*Required action 1*. According to the passage on Vista's use of Cortex, how many teams are the engineering leaders overseeing?
*Required action 2*. Reproduce the stretch of the passage on Vista's use of Cortex from "The second imperative" through "automated, real-time tracking.".
*Required action 3*. Pick up the passage on Vista's use of Cortex after its last sentence and carry it forward.

2. Scorecards: From initiative chaos to clear progress

The second imperative of Engineering Operations is using data to take action, establishing shared standards and tracking progress against them continuously, not just at quarterly review time.

This is where Cortex Scorecards became a defining capability for Vista. They quickly became one of the most valued features across the organization, not just for the Developer Productivity team, but for engineering leaders and project managers who needed real-time accountability across dozens of teams.

Scorecards replaced the manual, spreadsheet-driven process of tracking cross-team initiatives with a single, authoritative dashboard. Vista applied them to library upgrades, distributed tracing adoption, security key rotation, and more, etc., transforming strategic programs from slow-moving manual efforts into automated, real-time tracking.

"We've used Scorecards for everything from library upgrades to security tracking. Project managers love it. It's the clearest way to see who's done the work and who hasn't."

– Chris Ramsay, Principal DevOps Engineer, Vista

For engineering leaders overseeing 59 teams across multiple time zones, Scorecards brought something that spreadsheets could never deliver: always-on visibility into the operational health of the entire organization, with gaps and risk areas surfaced automatically.

3. Workflows: Self-service at scale

With a small Developer Productivity team supporting hundreds of engineers, manual workflows were unsustainable. Using Cortex Workflows, Vista converted their most common developer requests into self-service actions. Engineers were now able to provision licenses for tools like GitHub Copilot, PagerDuty, and New Relic with a single click, eliminating a constant stream of tickets and interruptions that had made the Developer Productivity team a bottleneck rather than an enabler.

"It's so much easier to tell people 'go to Cortex' than 'go to this New Relic page and sign in, or go to this Slack channel and ask someone.'"

— Chris Ramsay, Principal DevOps Engineer, Vista

Engineering Operations meets AI

Vista became an early adopter of Cortex's Model Context Protocol (MCP), making them one of the first companies to integrate Cortex data directly into Vista’s internal MCP Ecosystem surfaced on librechat and their IDE. Engineers can now ask natural language questions like "Who owns this service?" and get instant responses without leaving their development environment.

*Material provided*.
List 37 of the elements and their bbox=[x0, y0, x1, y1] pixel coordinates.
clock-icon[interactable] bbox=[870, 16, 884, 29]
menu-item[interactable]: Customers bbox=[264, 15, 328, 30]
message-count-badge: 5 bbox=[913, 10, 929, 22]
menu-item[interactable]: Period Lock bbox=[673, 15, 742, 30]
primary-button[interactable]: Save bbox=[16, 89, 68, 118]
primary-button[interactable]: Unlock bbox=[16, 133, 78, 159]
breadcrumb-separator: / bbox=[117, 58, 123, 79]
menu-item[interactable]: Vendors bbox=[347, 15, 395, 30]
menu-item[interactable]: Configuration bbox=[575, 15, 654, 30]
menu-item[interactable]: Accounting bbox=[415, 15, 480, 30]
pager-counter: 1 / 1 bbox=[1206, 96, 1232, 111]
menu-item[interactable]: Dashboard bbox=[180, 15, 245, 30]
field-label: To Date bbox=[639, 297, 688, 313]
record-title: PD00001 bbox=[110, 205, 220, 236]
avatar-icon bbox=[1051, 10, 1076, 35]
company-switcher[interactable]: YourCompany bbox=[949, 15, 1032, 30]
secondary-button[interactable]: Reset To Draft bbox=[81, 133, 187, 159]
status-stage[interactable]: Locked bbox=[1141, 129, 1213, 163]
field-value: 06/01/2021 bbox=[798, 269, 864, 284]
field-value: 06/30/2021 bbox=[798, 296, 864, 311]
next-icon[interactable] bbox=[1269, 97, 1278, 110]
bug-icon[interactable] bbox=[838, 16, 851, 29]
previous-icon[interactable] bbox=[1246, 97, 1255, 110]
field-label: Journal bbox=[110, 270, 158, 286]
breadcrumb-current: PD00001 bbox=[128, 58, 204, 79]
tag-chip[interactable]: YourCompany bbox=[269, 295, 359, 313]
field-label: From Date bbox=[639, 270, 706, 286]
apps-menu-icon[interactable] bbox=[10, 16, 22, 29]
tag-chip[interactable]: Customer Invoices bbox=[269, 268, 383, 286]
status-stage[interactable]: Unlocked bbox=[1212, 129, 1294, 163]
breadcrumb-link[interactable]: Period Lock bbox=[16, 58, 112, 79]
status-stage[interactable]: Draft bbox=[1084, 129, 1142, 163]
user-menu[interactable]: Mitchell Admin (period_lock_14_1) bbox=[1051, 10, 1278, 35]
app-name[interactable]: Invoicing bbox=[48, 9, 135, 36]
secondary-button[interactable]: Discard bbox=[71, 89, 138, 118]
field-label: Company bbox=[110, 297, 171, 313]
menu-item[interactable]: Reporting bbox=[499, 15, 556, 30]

*Answer box 1*. 59 teams, across multiple time zones.

*Answer box 2*.
The second imperative of Engineering Operations is using data to take action, establishing shared standards and tracking progress against them continuously, not just at quarterly review time.

This is where Cortex Scorecards became a defining capability for Vista. They quickly became one of the most valued features across the organization, not just for the Developer Productivity team, but for engineering leaders and project managers who needed real-time accountability across dozens of teams.

Scorecards replaced the manual, spreadsheet-driven process of tracking cross-team initiatives with a single, authoritative dashboard. Vista applied them to library upgrades, distributed tracing adoption, security key rotation, and more, etc., transforming strategic programs from slow-moving manual efforts into automated, real-time tracking.

*Answer box 3*.
The team went further, pairing Cortex ownership data with internal documentation systems and AWS documentation to create a comprehensive knowledge base accessible through AI. They're now exploring "daisy-chaining": combining Cortex data with GitLab examples and API documentation to power AI-assisted development workflows that dramatically accelerate onboarding and feature development.

This is Engineering Operations at its most forward-looking: using AI not just to answer questions, but to embed operational intelligence into the daily workflows of every engineer in the organization.

"This is one of the coolest things we've built. Being able to query Cortex through ChatGPT or Slack and get ownership or repo links instantly is game-changing."

— Chris Ramsay, Principal DevOps Engineer, Vista

Conclusion

With a strong operational foundation in place, Vista is pushing into the next phase of Engineering Operations maturity. They're rolling out a company-wide SLO initiative. By using Cortex as the system of record to strategically target tier-one services and track adoption through Scorecards, for the first time, leadership will have a standardized, aggregate view of system health across their entire distributed architecture.

Alongside this, Vista is deepening their AI-driven Engineering Operations capability, exploring advanced workflows that connect Cortex ownership data with internal APIs and code examples, giving every engineer an intelligent operational assistant embedded in how they already work.

Vista's story is a demonstration of what becomes possible when engineering organizations treat Engineering Operations as a core discipline. How you build is a key factor in the success of what you build.